February 12, 2020
Fed proposal would limit the use of Matters Requiring Attention, which serve as an important early warning system, ensuring that banks and their boards are aware of emerging problems in time to mitigate them; Letter comes as Fed Chairman Powell testifies before the Senate Banking Committee
Warren Raises Concerns to Fed Chair Regarding Significant Changes That May Weaken the Fed's Bank Supervision Process, Harming Consumers and the Economy
Fed proposal would limit the use of Matters Requiring Attention, which serve as an important early warning system, ensuring that banks and their boards are aware of emerging problems in time to mitigate them; Letter comes as Fed Chairman Powell testifies before the Senate Banking Committee
Washington, D.C. -- United States Senator Elizabeth Warren
(D-Mass.), a member of the Senate Committee on Banking, Housing, and Urban
Affairs, sent a letter to Federal Reserve (Fed) Chairman Jerome Powell
regarding potential changes to the Fed's bank supervision process involving
Matters Requiring Attention (MRAs), critical tools that bank examiners use to communicate
violations of law and other areas of risk to financial institutions. Senator
Warren expressed concern that these changes would weaken bank supervision and
harm consumers. The senator's letter comes the same day Chairman Powell
testifies before the Senate Banking Committee.

Dataset entries
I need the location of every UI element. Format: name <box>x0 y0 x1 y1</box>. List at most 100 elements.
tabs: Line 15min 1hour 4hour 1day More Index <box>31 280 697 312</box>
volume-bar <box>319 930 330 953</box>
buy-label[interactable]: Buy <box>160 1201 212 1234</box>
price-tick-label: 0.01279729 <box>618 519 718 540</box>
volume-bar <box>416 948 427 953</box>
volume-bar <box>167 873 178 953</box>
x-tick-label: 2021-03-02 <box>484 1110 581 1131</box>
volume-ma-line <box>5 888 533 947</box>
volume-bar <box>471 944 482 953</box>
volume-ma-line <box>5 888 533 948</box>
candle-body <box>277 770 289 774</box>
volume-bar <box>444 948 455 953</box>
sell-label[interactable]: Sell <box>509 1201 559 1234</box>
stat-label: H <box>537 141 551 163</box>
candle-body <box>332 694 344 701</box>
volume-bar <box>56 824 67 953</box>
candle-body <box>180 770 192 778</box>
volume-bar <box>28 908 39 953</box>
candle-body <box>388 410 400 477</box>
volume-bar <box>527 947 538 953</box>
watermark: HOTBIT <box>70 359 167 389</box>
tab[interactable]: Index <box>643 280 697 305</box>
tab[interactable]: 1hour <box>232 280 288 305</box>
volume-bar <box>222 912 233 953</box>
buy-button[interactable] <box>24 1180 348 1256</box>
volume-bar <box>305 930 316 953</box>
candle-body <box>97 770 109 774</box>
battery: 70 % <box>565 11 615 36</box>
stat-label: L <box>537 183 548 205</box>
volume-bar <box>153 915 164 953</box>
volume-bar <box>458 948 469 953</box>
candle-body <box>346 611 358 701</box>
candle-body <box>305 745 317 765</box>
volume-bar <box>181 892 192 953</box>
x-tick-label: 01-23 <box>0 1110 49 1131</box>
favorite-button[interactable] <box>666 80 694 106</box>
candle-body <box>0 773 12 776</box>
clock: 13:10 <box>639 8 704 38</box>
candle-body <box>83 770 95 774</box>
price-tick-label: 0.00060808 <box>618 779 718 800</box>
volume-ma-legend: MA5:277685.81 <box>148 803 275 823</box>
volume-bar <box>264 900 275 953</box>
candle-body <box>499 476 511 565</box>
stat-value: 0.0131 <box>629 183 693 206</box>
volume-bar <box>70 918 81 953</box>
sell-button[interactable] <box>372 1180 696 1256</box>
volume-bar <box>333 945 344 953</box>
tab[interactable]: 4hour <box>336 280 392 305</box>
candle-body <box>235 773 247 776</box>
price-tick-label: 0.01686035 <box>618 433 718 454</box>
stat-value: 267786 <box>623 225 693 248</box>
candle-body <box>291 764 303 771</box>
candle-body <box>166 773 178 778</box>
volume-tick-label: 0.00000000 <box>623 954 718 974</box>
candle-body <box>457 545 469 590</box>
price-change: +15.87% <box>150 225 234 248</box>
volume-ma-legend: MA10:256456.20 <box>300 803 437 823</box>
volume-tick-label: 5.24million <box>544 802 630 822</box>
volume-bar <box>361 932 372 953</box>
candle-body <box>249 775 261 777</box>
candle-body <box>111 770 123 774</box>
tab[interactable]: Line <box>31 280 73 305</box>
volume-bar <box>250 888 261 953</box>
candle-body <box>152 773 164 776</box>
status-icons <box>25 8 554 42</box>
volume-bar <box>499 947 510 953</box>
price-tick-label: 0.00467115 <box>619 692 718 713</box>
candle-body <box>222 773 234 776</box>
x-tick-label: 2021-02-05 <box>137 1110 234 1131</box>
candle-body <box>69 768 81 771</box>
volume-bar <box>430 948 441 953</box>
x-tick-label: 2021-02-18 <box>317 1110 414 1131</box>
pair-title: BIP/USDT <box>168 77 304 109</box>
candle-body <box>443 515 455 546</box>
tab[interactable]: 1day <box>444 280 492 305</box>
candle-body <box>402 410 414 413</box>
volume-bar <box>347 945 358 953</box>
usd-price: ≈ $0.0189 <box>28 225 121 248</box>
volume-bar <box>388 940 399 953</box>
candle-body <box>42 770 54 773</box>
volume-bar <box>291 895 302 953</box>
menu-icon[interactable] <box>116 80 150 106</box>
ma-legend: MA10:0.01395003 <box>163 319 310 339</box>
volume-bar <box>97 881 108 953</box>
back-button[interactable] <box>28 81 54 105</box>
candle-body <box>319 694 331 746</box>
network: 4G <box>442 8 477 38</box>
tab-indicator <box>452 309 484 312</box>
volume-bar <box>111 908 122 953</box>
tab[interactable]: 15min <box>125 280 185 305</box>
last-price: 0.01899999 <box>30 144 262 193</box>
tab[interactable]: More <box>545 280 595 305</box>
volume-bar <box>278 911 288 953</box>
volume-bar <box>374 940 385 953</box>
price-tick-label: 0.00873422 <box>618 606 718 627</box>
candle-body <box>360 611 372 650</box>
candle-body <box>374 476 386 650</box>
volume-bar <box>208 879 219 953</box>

What the task asks
Reproduce the full press release about Senator Warren's letter to the Fed chair word for word, from the date through the final sentence.

Result of the task
February 12, 2020
Fed proposal would limit the use of Matters Requiring Attention, which serve as an important early warning system, ensuring that banks and their boards are aware of emerging problems in time to mitigate them; Letter comes as Fed Chairman Powell testifies before the Senate Banking Committee
Warren Raises Concerns to Fed Chair Regarding Significant Changes That May Weaken the Fed's Bank Supervision Process, Harming Consumers and the Economy
Fed proposal would limit the use of Matters Requiring Attention, which serve as an important early warning system, ensuring that banks and their boards are aware of emerging problems in time to mitigate them; Letter comes as Fed Chairman Powell testifies before the Senate Banking Committee
Washington, D.C. -- United States Senator Elizabeth Warren
(D-Mass.), a member of the Senate Committee on Banking, Housing, and Urban
Affairs, sent a letter to Federal Reserve (Fed) Chairman Jerome Powell
regarding potential changes to the Fed's bank supervision process involving
Matters Requiring Attention (MRAs), critical tools that bank examiners use to communicate
violations of law and other areas of risk to financial institutions. Senator
Warren expressed concern that these changes would weaken bank supervision and
harm consumers. The senator's letter comes the same day Chairman Powell
testifies before the Senate Banking Committee.